* [PROVIDED MATERIAL]
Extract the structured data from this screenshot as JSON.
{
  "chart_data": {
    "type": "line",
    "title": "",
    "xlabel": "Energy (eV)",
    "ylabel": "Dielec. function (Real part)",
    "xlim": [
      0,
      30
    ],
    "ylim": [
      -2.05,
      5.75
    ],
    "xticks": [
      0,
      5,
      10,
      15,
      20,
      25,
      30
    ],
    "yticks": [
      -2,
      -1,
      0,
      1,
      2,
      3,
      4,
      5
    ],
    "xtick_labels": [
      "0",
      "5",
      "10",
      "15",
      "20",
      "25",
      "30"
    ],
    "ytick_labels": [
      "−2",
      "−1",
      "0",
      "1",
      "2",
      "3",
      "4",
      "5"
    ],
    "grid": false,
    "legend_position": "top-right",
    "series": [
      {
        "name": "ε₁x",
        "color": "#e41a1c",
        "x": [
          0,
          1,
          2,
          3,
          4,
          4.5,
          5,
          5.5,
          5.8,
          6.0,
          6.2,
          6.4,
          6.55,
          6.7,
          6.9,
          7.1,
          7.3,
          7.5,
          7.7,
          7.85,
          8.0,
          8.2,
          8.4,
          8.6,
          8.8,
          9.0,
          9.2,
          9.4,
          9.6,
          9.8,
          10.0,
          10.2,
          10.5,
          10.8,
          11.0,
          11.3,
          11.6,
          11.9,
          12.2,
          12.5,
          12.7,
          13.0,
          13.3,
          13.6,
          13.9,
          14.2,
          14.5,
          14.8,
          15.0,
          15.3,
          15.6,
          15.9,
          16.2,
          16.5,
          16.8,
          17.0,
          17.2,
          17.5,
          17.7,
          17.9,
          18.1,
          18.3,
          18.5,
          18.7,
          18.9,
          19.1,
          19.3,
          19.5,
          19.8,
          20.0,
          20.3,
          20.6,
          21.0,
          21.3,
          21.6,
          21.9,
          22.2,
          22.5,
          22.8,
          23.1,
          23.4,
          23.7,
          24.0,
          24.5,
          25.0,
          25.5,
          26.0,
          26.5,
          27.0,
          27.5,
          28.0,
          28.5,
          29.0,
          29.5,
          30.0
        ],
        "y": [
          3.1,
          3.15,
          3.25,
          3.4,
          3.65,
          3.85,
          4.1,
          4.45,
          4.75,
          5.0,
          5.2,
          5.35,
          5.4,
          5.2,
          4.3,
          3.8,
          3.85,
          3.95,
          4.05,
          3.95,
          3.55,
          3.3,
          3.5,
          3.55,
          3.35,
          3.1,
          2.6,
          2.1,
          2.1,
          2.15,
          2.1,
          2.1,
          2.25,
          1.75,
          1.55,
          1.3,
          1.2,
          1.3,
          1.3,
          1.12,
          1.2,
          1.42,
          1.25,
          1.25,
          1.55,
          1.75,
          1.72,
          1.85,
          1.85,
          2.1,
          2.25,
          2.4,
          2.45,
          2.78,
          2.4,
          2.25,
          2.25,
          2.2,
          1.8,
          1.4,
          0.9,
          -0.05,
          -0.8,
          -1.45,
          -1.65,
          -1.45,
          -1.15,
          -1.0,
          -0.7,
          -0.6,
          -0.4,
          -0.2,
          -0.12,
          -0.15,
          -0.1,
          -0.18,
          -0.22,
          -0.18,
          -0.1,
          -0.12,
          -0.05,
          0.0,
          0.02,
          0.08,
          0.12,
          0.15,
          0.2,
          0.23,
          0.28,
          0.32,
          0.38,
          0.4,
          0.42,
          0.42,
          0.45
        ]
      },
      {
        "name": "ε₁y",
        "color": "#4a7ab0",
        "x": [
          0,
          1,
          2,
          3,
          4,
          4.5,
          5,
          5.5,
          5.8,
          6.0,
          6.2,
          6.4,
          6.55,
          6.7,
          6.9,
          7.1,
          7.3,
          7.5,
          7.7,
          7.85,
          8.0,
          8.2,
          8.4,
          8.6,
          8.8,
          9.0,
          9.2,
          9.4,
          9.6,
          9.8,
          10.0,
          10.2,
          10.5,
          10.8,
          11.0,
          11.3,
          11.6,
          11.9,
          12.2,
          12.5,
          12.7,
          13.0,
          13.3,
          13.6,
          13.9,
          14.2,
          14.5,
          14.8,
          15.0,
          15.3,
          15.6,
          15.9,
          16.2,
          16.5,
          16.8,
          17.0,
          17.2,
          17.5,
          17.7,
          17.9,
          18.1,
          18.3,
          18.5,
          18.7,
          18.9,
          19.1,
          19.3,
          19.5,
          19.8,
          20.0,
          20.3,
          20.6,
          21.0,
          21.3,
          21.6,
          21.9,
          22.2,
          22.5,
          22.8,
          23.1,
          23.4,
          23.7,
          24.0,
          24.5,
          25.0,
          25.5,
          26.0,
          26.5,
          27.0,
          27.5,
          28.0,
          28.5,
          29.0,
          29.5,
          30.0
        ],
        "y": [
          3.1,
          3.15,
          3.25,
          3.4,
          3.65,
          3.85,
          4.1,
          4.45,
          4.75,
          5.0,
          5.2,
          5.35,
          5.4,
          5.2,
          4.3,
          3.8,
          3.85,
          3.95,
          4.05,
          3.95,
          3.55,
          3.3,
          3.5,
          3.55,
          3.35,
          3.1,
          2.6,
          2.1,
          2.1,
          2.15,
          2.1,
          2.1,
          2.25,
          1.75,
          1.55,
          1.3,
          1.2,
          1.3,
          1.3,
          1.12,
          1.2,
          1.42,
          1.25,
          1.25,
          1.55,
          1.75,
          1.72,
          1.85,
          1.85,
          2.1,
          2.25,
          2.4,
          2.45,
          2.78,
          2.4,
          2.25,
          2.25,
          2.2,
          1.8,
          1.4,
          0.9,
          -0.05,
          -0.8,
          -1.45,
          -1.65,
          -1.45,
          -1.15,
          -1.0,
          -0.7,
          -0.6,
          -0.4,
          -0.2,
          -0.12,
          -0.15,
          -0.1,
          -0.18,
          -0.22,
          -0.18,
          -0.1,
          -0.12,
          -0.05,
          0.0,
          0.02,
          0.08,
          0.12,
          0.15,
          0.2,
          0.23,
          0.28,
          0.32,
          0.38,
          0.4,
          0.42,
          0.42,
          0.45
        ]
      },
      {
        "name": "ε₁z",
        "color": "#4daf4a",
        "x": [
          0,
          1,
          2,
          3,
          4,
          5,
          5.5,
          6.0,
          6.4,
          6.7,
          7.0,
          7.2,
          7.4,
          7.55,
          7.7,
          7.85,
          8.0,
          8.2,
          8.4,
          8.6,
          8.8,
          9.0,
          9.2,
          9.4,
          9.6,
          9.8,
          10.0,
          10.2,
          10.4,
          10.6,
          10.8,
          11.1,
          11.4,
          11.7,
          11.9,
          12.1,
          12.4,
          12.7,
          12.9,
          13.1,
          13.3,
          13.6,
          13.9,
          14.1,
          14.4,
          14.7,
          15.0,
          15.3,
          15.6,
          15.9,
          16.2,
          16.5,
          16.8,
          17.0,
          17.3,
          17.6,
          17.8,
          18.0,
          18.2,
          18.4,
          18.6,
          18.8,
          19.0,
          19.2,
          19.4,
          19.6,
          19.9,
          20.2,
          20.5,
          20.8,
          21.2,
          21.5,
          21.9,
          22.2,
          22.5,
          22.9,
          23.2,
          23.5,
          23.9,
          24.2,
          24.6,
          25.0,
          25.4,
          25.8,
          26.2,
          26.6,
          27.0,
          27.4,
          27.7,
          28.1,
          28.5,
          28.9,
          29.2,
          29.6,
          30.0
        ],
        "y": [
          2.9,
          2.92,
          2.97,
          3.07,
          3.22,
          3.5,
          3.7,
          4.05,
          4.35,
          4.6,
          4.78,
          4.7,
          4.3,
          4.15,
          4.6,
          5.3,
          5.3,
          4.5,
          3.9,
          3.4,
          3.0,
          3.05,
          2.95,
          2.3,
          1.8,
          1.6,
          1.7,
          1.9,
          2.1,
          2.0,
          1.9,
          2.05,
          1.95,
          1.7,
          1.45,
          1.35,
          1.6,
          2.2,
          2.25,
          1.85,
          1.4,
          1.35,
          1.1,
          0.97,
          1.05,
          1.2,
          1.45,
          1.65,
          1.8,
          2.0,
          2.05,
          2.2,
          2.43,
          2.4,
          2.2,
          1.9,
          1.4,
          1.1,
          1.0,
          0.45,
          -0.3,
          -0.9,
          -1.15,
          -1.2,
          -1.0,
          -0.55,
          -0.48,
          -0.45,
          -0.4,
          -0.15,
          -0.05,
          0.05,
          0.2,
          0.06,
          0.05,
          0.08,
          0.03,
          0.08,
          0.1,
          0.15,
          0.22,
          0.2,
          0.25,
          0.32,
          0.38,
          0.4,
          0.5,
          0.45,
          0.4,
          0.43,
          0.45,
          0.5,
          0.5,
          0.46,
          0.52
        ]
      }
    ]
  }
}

* [STATED GOAL]
State how many lines of the records hold the string "color", and nothing else.

* [TASK RESULT]
3